[Dataset listings of figures]
↓

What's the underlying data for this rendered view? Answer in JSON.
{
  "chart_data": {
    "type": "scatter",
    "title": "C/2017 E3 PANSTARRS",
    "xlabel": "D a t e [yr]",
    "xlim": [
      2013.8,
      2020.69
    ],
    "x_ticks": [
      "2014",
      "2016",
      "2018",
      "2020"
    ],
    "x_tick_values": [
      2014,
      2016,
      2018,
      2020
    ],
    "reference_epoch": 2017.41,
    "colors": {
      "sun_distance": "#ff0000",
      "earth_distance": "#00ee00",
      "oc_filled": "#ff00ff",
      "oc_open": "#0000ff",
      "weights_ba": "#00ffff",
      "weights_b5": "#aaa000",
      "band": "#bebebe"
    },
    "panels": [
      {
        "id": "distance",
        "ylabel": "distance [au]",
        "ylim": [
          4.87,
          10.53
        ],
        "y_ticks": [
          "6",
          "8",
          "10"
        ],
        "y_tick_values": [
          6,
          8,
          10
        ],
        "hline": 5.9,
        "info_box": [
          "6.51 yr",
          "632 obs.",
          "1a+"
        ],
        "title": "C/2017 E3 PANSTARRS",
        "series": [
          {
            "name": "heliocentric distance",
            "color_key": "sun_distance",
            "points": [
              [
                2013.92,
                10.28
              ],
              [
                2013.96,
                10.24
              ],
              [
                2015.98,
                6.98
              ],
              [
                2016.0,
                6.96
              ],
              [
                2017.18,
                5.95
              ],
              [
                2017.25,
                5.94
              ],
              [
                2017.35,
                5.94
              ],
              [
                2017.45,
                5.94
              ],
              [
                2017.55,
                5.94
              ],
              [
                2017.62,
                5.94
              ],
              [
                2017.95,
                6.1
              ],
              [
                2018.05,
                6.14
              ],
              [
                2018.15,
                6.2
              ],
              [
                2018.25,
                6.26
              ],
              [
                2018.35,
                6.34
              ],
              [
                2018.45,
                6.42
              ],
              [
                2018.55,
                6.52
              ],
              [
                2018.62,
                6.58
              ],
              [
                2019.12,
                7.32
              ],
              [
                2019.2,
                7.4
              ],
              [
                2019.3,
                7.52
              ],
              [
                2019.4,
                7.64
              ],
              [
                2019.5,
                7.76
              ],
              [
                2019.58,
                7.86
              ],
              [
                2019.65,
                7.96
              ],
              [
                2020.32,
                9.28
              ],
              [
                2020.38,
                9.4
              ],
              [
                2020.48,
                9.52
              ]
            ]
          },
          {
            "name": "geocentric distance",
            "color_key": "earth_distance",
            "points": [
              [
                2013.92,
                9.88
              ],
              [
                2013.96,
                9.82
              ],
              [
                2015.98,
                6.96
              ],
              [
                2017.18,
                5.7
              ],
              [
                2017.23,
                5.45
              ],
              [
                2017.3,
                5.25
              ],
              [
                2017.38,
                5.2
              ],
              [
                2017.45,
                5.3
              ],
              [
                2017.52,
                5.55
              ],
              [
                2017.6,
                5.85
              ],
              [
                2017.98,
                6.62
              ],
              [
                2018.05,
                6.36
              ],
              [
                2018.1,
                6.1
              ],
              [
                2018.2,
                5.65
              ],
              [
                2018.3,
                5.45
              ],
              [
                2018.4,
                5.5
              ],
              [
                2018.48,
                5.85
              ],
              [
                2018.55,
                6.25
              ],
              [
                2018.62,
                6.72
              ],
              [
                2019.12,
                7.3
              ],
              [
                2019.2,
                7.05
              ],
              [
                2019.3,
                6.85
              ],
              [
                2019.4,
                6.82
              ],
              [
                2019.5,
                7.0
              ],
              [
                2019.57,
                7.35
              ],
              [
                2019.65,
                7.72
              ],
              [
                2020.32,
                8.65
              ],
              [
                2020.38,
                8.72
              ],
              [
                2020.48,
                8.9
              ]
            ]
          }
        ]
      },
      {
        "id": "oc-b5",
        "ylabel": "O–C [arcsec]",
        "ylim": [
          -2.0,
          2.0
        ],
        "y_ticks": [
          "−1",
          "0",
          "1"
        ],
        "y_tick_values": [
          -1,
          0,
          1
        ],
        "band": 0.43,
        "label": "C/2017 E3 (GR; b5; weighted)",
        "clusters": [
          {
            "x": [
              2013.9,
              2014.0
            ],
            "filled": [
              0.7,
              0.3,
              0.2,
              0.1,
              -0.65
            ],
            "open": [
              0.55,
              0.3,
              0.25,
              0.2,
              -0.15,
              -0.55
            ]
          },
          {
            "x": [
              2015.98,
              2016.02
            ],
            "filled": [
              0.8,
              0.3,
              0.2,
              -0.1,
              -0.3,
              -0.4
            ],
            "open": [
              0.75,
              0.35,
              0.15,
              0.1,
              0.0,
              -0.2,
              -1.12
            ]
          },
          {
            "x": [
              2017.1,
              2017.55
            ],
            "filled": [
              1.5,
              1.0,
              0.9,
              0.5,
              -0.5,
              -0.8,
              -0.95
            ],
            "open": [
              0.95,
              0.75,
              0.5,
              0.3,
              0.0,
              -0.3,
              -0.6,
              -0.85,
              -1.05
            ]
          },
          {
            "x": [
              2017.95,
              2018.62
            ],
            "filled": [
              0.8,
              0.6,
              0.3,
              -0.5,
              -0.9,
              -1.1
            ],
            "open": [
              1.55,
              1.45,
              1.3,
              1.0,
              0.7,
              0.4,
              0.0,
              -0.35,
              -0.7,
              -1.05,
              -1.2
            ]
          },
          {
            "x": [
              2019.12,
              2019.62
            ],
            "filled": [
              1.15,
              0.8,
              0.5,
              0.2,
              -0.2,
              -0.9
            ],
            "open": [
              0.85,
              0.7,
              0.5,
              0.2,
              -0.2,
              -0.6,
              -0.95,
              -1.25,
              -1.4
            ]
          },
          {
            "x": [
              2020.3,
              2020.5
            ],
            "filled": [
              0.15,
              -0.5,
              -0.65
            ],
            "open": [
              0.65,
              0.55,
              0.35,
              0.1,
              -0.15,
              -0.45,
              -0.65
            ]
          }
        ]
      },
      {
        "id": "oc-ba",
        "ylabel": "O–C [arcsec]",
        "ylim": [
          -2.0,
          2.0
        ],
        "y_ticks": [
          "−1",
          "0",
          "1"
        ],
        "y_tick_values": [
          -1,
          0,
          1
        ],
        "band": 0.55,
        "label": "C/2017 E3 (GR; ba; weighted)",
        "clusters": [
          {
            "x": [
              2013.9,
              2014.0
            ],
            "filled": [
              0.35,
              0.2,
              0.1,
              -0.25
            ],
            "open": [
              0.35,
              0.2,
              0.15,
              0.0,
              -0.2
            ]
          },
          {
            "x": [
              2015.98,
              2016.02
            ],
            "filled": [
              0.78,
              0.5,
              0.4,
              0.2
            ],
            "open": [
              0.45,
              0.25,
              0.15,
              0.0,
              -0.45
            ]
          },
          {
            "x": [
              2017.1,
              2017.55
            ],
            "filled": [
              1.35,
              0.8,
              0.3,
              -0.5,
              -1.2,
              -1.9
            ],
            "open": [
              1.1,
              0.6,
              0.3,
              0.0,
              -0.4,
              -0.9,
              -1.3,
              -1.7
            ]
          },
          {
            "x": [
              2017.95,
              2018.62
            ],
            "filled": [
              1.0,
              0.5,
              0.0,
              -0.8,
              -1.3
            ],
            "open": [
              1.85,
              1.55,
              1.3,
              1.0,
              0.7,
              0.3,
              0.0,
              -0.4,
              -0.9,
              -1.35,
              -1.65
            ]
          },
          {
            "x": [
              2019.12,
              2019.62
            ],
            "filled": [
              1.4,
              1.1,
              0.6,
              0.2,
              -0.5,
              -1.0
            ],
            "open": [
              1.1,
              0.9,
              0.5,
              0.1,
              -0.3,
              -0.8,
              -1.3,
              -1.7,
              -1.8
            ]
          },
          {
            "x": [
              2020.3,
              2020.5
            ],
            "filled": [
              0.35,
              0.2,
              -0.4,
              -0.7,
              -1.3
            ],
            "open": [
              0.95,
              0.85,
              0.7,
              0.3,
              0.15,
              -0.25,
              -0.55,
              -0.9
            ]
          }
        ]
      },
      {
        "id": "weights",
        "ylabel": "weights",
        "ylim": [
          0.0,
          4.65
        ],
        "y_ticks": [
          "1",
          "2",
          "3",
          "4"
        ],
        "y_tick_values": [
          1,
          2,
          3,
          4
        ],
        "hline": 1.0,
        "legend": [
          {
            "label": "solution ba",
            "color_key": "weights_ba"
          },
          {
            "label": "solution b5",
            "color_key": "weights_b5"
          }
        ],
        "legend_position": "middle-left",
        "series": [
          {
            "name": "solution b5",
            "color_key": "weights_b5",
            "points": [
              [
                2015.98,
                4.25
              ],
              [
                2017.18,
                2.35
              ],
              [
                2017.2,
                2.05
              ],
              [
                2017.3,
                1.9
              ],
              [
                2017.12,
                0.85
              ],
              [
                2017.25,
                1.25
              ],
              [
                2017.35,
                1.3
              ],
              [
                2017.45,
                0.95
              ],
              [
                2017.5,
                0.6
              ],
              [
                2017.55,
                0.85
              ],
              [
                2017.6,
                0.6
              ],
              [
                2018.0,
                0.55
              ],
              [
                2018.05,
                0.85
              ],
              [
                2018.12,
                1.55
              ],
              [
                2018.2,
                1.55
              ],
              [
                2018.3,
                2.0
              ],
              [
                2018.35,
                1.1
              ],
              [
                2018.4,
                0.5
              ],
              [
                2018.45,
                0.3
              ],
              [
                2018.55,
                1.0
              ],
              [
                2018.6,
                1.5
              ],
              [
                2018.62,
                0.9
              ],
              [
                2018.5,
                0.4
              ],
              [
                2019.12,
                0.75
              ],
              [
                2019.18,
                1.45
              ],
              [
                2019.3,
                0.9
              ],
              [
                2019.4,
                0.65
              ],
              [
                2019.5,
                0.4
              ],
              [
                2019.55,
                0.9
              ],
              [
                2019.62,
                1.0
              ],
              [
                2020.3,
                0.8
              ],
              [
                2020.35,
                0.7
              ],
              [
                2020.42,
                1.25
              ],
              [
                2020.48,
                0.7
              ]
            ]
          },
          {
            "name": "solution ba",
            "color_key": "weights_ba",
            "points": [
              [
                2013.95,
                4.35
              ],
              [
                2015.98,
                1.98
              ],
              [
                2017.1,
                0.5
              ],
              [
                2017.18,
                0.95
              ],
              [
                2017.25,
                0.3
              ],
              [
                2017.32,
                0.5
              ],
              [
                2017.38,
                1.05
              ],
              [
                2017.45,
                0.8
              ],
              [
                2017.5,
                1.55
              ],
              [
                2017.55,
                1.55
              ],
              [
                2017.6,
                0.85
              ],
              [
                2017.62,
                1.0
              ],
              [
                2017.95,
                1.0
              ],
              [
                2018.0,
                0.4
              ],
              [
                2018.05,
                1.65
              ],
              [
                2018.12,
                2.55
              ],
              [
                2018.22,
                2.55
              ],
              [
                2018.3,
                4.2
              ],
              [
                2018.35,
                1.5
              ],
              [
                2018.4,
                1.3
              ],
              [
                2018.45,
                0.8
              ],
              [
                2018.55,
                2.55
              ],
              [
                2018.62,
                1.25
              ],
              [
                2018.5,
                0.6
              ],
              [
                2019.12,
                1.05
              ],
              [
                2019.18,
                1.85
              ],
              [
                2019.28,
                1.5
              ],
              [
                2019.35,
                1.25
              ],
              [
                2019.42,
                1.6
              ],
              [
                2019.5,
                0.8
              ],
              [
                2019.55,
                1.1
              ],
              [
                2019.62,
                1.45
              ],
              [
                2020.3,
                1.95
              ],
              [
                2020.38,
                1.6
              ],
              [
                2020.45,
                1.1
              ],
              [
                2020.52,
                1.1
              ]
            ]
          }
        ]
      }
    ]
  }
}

↑

* [Exercise brief]: How many of the lines above include the string "name"? Answer with the number only.

* [Output below]: 4